**Provided entries:**
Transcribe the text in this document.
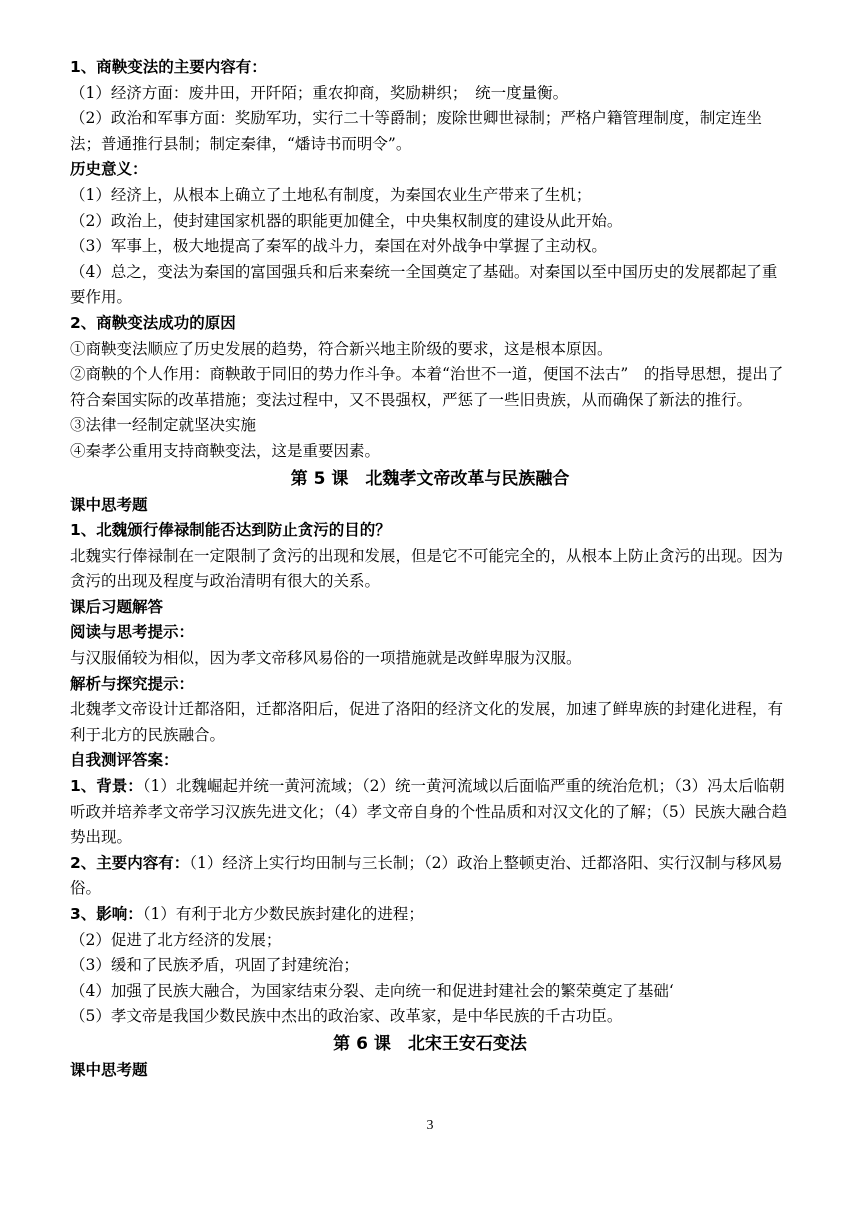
1、商鞅变法的主要内容有：
（1）经济方面：废井田，开阡陌；重农抑商，奖励耕织；　统一度量衡。
（2）政治和军事方面：奖励军功，实行二十等爵制；废除世卿世禄制；严格户籍管理制度，制定连坐法；普通推行县制；制定秦律，“燔诗书而明令”。
历史意义：
（1）经济上，从根本上确立了土地私有制度，为秦国农业生产带来了生机；
（2）政治上，使封建国家机器的职能更加健全，中央集权制度的建设从此开始。
（3）军事上，极大地提高了秦军的战斗力，秦国在对外战争中掌握了主动权。
（4）总之，变法为秦国的富国强兵和后来秦统一全国奠定了基础。对秦国以至中国历史的发展都起了重要作用。
2、商鞅变法成功的原因
①商鞅变法顺应了历史发展的趋势，符合新兴地主阶级的要求，这是根本原因。
②商鞅的个人作用：商鞅敢于同旧的势力作斗争。本着“治世不一道，便国不法古”　的指导思想，提出了符合秦国实际的改革措施；变法过程中，又不畏强权，严惩了一些旧贵族，从而确保了新法的推行。
③法律一经制定就坚决实施
④秦孝公重用支持商鞅变法，这是重要因素。
第 5 课　北魏孝文帝改革与民族融合
课中思考题
1、北魏颁行俸禄制能否达到防止贪污的目的？
北魏实行俸禄制在一定限制了贪污的出现和发展，但是它不可能完全的，从根本上防止贪污的出现。因为贪污的出现及程度与政治清明有很大的关系。
课后习题解答
阅读与思考提示：
与汉服俑较为相似，因为孝文帝移风易俗的一项措施就是改鲜卑服为汉服。
解析与探究提示：
北魏孝文帝设计迁都洛阳，迁都洛阳后，促进了洛阳的经济文化的发展，加速了鲜卑族的封建化进程，有利于北方的民族融合。
自我测评答案：
1、背景：（1）北魏崛起并统一黄河流域；（2）统一黄河流域以后面临严重的统治危机；（3）冯太后临朝听政并培养孝文帝学习汉族先进文化；（4）孝文帝自身的个性品质和对汉文化的了解；（5）民族大融合趋势出现。
2、主要内容有：（1）经济上实行均田制与三长制；（2）政治上整顿吏治、迁都洛阳、实行汉制与移风易俗。
3、影响：（1）有利于北方少数民族封建化的进程；
（2）促进了北方经济的发展；
（3）缓和了民族矛盾，巩固了封建统治；
（4）加强了民族大融合，为国家结束分裂、走向统一和促进封建社会的繁荣奠定了基础‘
（5）孝文帝是我国少数民族中杰出的政治家、改革家，是中华民族的千古功臣。
第 6 课　北宋王安石变法
课中思考题
3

**To do:**
Copy the records above exactly, omitting every picture.

**Answer for the task:**
Transcribe the text in this document.
1、商鞅变法的主要内容有：
（1）经济方面：废井田，开阡陌；重农抑商，奖励耕织；　统一度量衡。
（2）政治和军事方面：奖励军功，实行二十等爵制；废除世卿世禄制；严格户籍管理制度，制定连坐法；普通推行县制；制定秦律，“燔诗书而明令”。
历史意义：
（1）经济上，从根本上确立了土地私有制度，为秦国农业生产带来了生机；
（2）政治上，使封建国家机器的职能更加健全，中央集权制度的建设从此开始。
（3）军事上，极大地提高了秦军的战斗力，秦国在对外战争中掌握了主动权。
（4）总之，变法为秦国的富国强兵和后来秦统一全国奠定了基础。对秦国以至中国历史的发展都起了重要作用。
2、商鞅变法成功的原因
①商鞅变法顺应了历史发展的趋势，符合新兴地主阶级的要求，这是根本原因。
②商鞅的个人作用：商鞅敢于同旧的势力作斗争。本着“治世不一道，便国不法古”　的指导思想，提出了符合秦国实际的改革措施；变法过程中，又不畏强权，严惩了一些旧贵族，从而确保了新法的推行。
③法律一经制定就坚决实施
④秦孝公重用支持商鞅变法，这是重要因素。
第 5 课　北魏孝文帝改革与民族融合
课中思考题
1、北魏颁行俸禄制能否达到防止贪污的目的？
北魏实行俸禄制在一定限制了贪污的出现和发展，但是它不可能完全的，从根本上防止贪污的出现。因为贪污的出现及程度与政治清明有很大的关系。
课后习题解答
阅读与思考提示：
与汉服俑较为相似，因为孝文帝移风易俗的一项措施就是改鲜卑服为汉服。
解析与探究提示：
北魏孝文帝设计迁都洛阳，迁都洛阳后，促进了洛阳的经济文化的发展，加速了鲜卑族的封建化进程，有利于北方的民族融合。
自我测评答案：
1、背景：（1）北魏崛起并统一黄河流域；（2）统一黄河流域以后面临严重的统治危机；（3）冯太后临朝听政并培养孝文帝学习汉族先进文化；（4）孝文帝自身的个性品质和对汉文化的了解；（5）民族大融合趋势出现。
2、主要内容有：（1）经济上实行均田制与三长制；（2）政治上整顿吏治、迁都洛阳、实行汉制与移风易俗。
3、影响：（1）有利于北方少数民族封建化的进程；
（2）促进了北方经济的发展；
（3）缓和了民族矛盾，巩固了封建统治；
（4）加强了民族大融合，为国家结束分裂、走向统一和促进封建社会的繁荣奠定了基础‘
（5）孝文帝是我国少数民族中杰出的政治家、改革家，是中华民族的千古功臣。
第 6 课　北宋王安石变法
课中思考题
3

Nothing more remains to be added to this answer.